(Document layout detection data)
++++++++

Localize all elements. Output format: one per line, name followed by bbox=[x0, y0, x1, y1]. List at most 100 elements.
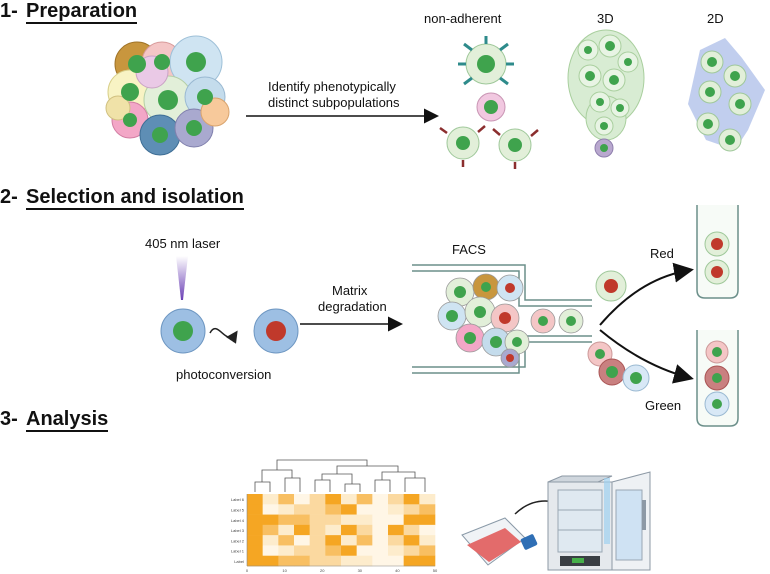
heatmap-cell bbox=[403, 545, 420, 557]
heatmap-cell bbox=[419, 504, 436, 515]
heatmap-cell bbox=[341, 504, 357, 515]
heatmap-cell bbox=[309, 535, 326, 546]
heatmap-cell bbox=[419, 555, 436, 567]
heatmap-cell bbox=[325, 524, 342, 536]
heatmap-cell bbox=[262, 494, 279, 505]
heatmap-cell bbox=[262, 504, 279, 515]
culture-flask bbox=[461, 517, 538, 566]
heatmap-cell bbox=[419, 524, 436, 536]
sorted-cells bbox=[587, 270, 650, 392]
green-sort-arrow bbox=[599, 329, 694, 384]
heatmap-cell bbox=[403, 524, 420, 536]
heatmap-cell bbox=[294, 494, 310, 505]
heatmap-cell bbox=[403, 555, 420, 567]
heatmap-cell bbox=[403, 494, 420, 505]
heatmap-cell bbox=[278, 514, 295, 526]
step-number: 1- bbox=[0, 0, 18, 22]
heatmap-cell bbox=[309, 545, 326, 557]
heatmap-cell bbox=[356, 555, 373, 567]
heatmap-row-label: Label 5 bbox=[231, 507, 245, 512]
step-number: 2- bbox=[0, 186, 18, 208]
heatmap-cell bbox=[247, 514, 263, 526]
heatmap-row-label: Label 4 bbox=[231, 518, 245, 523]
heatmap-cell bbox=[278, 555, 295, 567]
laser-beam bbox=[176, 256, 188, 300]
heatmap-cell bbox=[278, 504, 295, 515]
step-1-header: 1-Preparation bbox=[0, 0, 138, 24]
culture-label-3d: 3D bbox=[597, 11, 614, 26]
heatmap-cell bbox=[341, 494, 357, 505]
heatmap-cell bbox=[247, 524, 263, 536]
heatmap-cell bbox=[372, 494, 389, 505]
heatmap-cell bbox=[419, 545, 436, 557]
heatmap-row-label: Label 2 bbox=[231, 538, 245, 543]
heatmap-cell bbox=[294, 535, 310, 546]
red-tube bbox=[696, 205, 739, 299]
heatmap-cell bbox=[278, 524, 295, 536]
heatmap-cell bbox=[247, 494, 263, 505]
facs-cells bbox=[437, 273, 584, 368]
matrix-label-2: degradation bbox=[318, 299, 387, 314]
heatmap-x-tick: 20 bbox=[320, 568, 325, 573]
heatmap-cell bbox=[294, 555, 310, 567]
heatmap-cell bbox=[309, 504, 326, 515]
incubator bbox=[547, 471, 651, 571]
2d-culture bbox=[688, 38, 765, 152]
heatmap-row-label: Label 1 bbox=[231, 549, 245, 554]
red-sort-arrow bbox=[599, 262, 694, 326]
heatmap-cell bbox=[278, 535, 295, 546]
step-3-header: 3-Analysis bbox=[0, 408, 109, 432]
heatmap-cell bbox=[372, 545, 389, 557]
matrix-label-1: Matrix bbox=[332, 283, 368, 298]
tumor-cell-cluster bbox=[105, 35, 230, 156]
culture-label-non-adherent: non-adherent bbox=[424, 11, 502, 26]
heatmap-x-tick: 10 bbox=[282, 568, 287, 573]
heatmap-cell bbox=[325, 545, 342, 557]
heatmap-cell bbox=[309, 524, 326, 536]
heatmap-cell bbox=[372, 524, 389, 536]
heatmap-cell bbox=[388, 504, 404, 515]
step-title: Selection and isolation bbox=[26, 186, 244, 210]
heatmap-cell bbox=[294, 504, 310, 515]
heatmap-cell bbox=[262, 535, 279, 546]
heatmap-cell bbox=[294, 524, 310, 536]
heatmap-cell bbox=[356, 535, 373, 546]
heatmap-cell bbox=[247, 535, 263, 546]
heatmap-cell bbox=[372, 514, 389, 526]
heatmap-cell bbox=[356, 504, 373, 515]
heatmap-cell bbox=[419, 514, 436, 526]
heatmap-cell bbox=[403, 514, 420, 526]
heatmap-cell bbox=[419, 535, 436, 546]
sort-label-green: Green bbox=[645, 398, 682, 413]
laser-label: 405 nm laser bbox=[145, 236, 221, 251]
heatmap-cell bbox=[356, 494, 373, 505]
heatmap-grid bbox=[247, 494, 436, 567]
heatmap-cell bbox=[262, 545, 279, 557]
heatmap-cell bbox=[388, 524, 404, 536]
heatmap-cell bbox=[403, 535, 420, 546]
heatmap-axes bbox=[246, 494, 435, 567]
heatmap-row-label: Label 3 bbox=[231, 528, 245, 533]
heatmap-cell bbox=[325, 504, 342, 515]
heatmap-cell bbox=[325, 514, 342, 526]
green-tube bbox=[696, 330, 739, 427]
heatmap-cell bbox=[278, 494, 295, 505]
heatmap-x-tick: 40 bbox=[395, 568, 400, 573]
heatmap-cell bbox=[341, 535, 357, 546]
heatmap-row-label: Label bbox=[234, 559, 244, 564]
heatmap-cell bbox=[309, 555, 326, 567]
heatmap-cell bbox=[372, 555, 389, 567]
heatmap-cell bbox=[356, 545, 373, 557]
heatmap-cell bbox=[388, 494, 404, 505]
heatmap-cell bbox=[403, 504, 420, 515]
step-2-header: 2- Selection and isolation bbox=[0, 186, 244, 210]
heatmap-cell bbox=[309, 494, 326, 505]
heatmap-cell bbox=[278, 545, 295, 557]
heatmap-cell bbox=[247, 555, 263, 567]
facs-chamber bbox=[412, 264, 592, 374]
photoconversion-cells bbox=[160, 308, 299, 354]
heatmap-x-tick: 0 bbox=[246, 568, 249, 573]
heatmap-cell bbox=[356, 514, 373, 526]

++++++++

(Your goal):
Collect the lines of the records that include the string "matrix".

(Solution):
matrix-label-2: degradation bbox=[318, 299, 387, 314]
matrix-label-1: Matrix bbox=[332, 283, 368, 298]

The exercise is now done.